Stored records

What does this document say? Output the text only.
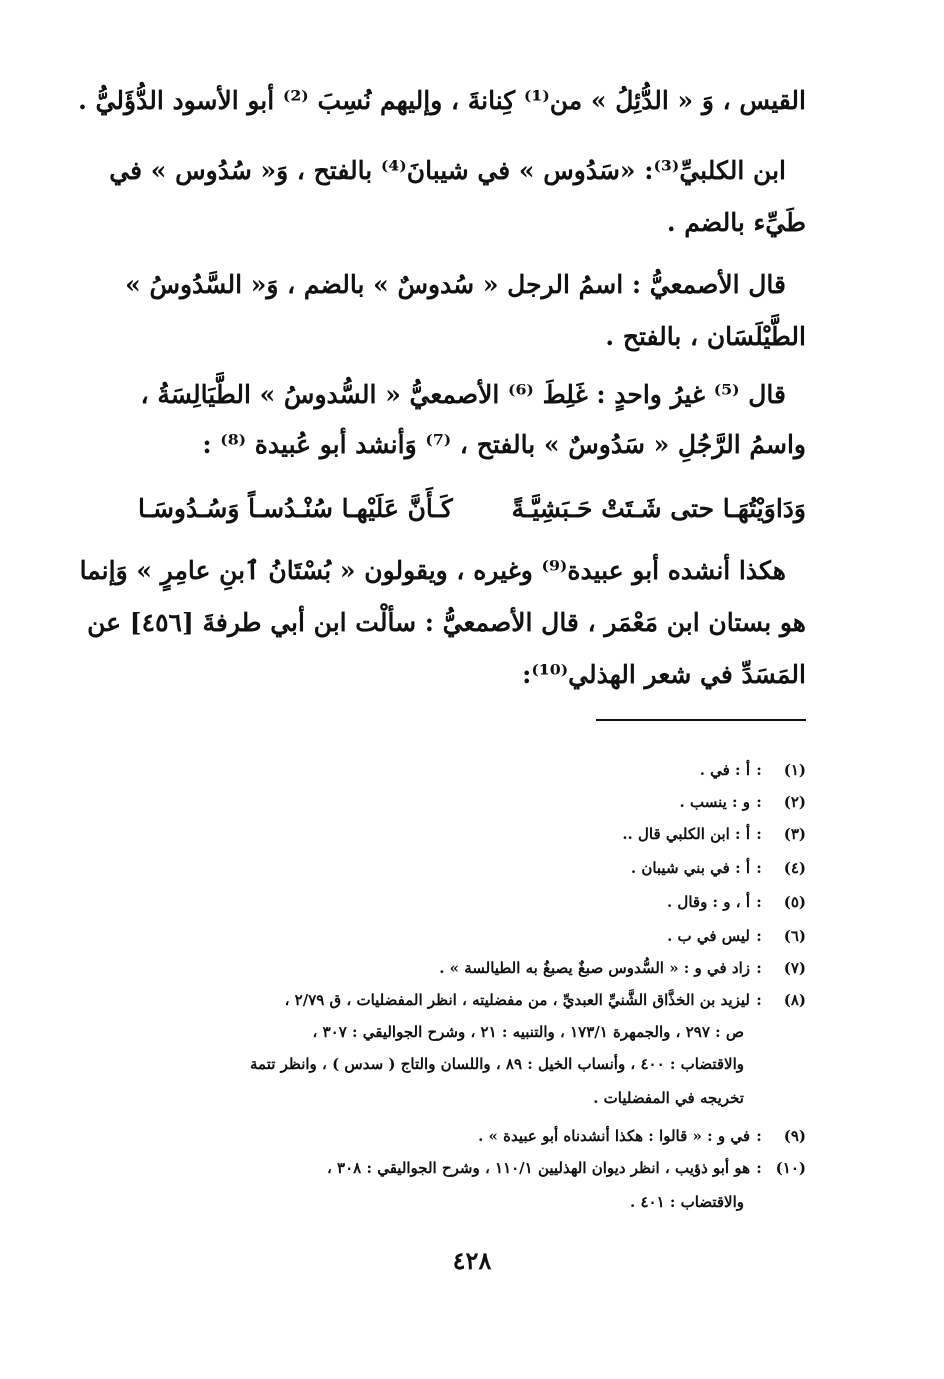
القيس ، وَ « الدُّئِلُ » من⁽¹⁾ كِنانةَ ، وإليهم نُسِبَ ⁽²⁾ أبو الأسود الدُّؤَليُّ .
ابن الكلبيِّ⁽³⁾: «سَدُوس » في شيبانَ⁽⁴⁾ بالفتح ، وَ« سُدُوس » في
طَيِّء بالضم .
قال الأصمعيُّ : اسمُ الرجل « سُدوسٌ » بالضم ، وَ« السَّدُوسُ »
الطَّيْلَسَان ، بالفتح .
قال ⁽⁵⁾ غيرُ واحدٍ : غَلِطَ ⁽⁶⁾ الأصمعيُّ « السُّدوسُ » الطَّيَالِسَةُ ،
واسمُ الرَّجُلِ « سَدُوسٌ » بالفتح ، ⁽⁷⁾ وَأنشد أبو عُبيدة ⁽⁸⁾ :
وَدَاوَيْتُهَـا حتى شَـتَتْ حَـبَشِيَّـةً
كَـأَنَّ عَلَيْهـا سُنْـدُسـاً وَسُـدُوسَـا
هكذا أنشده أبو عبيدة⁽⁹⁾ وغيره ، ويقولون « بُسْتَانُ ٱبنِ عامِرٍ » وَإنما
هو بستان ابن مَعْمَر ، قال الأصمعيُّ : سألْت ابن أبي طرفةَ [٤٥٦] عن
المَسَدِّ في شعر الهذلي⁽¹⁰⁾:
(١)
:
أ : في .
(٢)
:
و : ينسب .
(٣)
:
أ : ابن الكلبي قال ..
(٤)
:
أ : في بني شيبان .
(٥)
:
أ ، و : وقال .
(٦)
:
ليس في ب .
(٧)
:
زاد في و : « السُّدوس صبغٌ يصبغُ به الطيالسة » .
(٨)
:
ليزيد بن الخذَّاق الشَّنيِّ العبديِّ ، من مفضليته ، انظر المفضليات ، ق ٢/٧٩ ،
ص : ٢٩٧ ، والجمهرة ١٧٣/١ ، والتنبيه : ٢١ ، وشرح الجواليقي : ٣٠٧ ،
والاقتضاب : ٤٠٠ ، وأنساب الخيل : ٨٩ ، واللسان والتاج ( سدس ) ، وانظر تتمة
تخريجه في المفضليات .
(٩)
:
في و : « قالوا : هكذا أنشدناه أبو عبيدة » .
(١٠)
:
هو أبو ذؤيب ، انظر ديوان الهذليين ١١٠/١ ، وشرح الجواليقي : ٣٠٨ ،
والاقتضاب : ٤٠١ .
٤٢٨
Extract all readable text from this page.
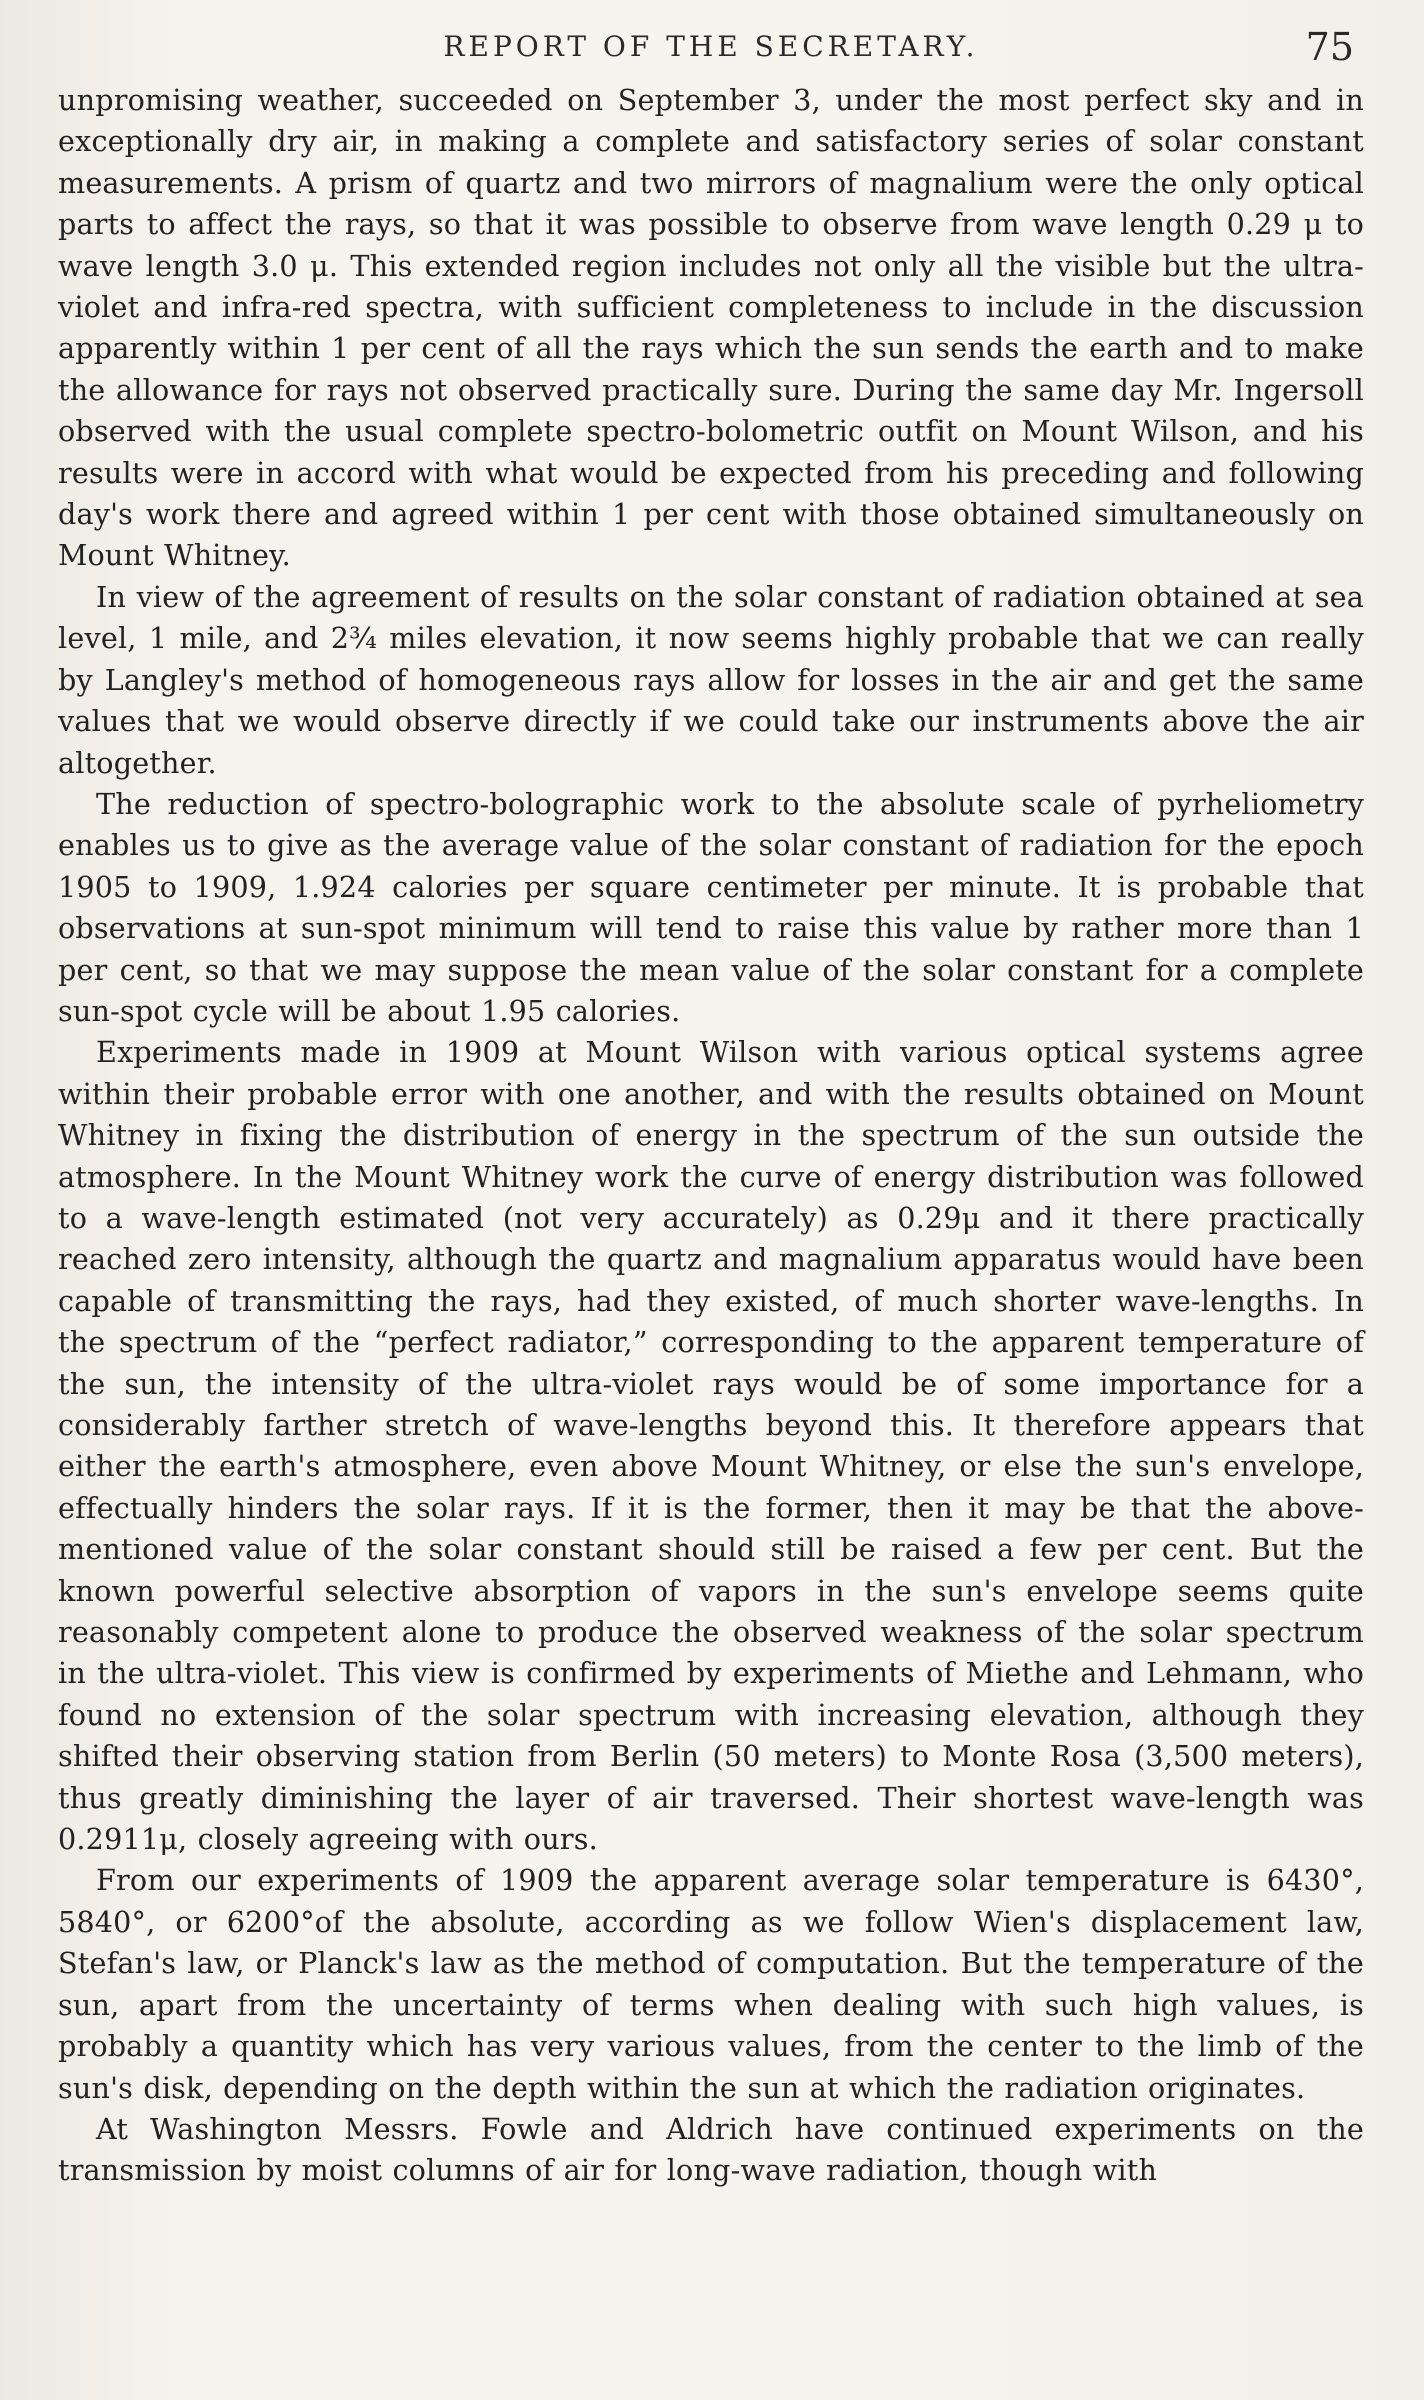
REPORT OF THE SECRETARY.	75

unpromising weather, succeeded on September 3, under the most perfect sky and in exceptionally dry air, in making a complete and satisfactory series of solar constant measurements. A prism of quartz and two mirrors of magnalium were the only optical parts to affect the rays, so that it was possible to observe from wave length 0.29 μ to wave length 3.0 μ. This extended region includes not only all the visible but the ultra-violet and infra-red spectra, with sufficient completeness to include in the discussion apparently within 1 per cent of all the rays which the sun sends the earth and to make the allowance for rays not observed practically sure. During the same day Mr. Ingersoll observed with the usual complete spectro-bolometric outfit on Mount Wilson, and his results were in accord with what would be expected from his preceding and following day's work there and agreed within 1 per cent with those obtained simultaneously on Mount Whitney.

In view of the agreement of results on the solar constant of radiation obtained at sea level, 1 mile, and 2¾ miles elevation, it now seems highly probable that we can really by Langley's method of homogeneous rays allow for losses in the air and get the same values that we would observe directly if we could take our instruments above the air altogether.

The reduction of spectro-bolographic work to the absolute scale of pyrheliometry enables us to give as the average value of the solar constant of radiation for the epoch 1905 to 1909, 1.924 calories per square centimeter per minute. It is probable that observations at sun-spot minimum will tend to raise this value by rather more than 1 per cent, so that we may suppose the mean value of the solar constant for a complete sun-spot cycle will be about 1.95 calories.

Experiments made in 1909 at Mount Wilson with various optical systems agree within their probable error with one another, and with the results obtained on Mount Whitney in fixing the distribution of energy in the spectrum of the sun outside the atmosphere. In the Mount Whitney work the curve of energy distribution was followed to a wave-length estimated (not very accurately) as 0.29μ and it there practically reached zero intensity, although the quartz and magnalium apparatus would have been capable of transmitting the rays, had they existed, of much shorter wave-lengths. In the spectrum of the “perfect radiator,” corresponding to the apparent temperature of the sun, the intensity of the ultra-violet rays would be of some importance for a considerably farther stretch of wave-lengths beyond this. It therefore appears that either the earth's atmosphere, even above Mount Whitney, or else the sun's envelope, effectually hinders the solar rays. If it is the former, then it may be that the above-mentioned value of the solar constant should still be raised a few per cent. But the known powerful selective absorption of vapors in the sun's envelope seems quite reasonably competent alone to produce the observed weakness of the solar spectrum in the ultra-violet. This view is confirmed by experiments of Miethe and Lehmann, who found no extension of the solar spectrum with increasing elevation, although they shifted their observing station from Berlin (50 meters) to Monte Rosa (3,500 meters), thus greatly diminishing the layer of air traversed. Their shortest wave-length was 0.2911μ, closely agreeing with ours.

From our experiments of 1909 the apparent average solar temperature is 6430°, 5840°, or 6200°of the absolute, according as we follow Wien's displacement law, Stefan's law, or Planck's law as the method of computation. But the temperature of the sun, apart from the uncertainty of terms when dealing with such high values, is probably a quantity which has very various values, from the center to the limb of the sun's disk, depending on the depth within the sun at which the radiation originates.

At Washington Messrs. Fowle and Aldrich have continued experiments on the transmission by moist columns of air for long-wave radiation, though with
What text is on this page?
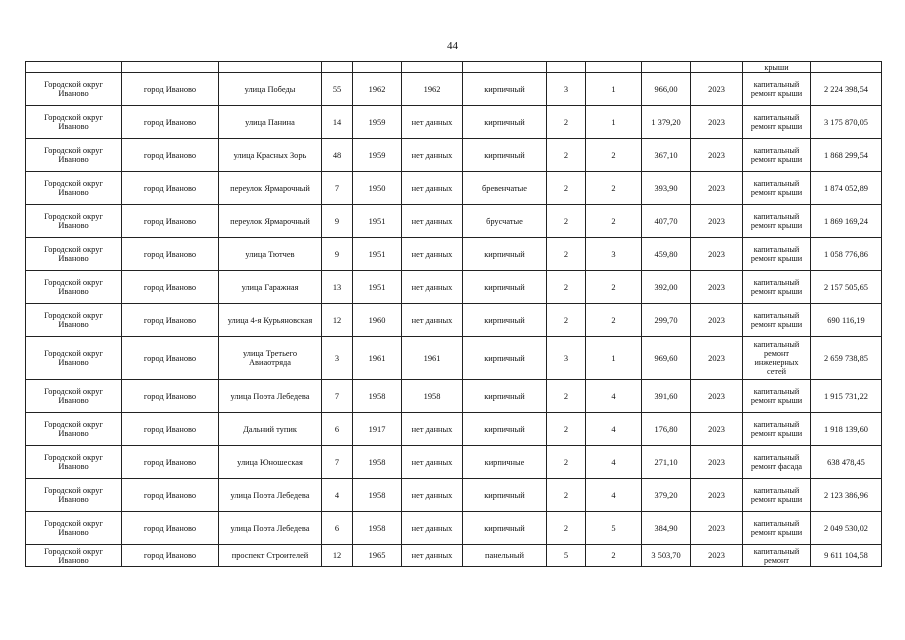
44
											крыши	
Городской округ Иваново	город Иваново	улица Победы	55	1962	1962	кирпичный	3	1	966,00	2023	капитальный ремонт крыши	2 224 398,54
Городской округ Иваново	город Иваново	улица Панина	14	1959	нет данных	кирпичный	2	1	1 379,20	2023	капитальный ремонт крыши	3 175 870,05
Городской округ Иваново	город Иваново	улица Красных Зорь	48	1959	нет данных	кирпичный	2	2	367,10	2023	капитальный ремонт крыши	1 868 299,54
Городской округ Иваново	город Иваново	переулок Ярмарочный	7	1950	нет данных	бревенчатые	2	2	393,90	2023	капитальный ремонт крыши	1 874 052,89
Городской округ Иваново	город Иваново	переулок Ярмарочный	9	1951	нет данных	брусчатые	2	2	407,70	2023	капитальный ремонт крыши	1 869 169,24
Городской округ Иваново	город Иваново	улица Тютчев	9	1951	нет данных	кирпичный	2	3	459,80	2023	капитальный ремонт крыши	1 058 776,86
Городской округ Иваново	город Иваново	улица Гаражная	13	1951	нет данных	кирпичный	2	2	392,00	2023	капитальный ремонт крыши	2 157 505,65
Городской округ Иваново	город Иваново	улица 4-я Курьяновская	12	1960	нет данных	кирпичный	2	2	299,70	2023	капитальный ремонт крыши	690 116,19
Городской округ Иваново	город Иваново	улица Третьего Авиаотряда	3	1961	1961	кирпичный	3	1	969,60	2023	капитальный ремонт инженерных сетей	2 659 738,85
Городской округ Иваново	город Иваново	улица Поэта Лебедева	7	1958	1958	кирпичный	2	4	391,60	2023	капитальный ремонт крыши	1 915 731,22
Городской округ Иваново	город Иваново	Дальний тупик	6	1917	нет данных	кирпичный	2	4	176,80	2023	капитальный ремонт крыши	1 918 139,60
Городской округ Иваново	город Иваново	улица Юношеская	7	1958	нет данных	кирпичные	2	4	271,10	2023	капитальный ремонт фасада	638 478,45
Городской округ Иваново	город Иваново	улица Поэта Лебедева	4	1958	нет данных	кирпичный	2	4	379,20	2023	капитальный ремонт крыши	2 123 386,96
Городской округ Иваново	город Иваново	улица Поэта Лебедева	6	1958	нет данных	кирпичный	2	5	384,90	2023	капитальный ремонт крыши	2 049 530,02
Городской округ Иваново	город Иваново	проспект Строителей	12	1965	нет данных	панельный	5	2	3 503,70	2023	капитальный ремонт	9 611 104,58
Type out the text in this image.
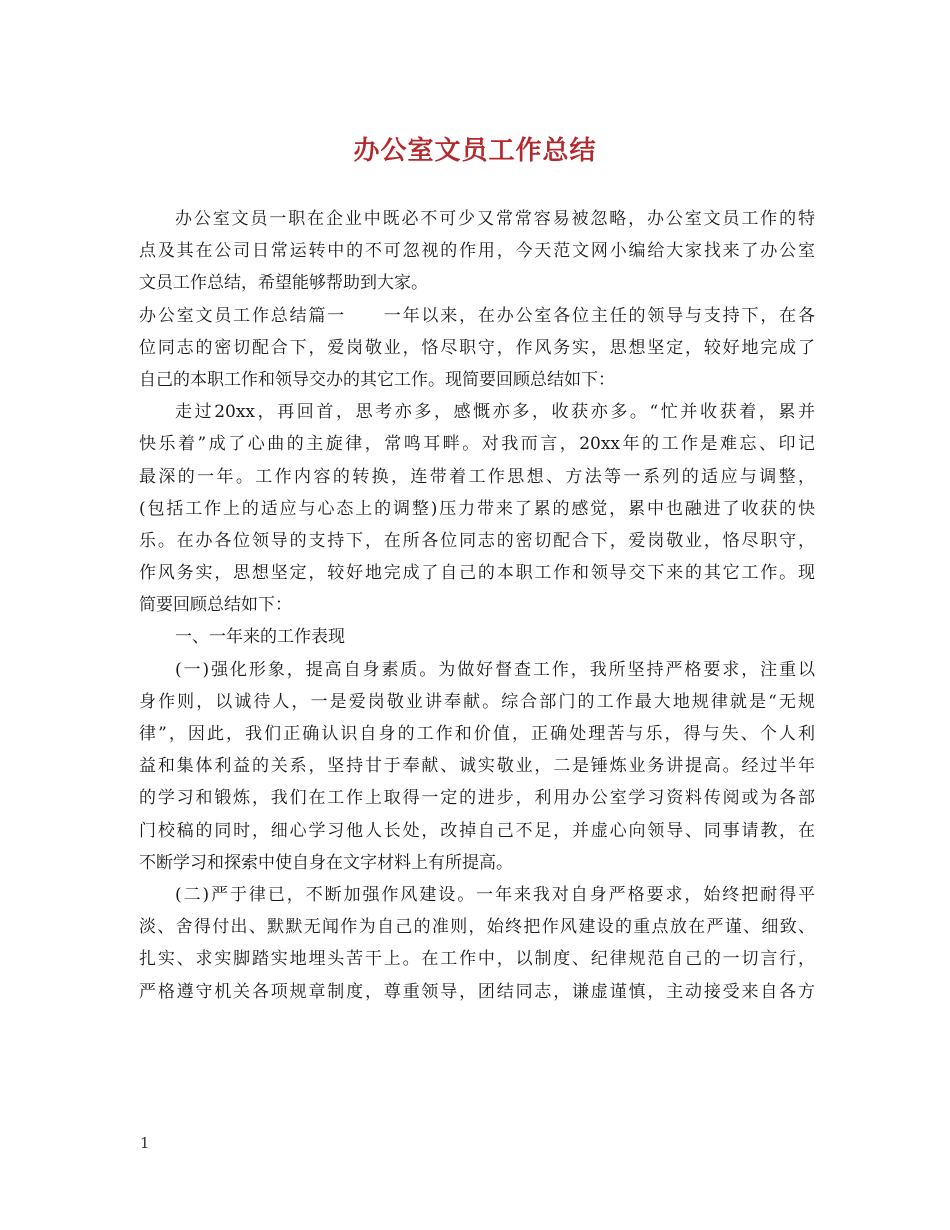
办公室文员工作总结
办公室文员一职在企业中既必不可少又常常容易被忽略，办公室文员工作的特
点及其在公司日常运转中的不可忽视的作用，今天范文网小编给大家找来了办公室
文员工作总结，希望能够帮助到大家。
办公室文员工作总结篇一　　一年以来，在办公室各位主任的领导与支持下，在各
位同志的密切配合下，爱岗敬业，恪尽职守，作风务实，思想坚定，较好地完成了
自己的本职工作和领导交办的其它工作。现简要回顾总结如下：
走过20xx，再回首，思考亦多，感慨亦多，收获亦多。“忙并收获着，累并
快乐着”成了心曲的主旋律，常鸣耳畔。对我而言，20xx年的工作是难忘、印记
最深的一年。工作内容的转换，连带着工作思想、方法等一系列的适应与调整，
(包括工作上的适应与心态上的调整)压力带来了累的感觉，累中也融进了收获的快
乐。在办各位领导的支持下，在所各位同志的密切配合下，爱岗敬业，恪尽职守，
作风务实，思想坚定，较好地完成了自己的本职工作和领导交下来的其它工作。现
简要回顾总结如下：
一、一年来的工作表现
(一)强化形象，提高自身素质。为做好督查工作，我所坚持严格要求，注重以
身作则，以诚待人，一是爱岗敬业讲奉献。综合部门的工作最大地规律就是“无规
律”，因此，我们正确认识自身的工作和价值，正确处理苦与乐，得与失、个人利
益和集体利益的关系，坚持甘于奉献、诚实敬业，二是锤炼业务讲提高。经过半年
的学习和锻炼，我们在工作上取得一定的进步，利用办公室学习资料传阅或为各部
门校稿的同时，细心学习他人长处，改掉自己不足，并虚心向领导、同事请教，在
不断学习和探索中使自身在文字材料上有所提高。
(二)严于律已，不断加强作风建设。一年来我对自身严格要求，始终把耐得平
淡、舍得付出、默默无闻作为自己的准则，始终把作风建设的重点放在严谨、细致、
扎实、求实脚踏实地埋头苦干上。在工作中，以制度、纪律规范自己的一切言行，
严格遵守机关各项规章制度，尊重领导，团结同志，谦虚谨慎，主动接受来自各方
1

_YOUR INSTRUCTIONS_. Show every line of the listing in which the string "عبيدة" can be found.

_RESULT OF THIS EXERCISE_.
هكذا أنشده أبو عبيدة⁽⁹⁾ وغيره ، ويقولون « بُسْتَانُ ٱبنِ عامِرٍ » وَإنما
في و : « قالوا : هكذا أنشدناه أبو عبيدة » .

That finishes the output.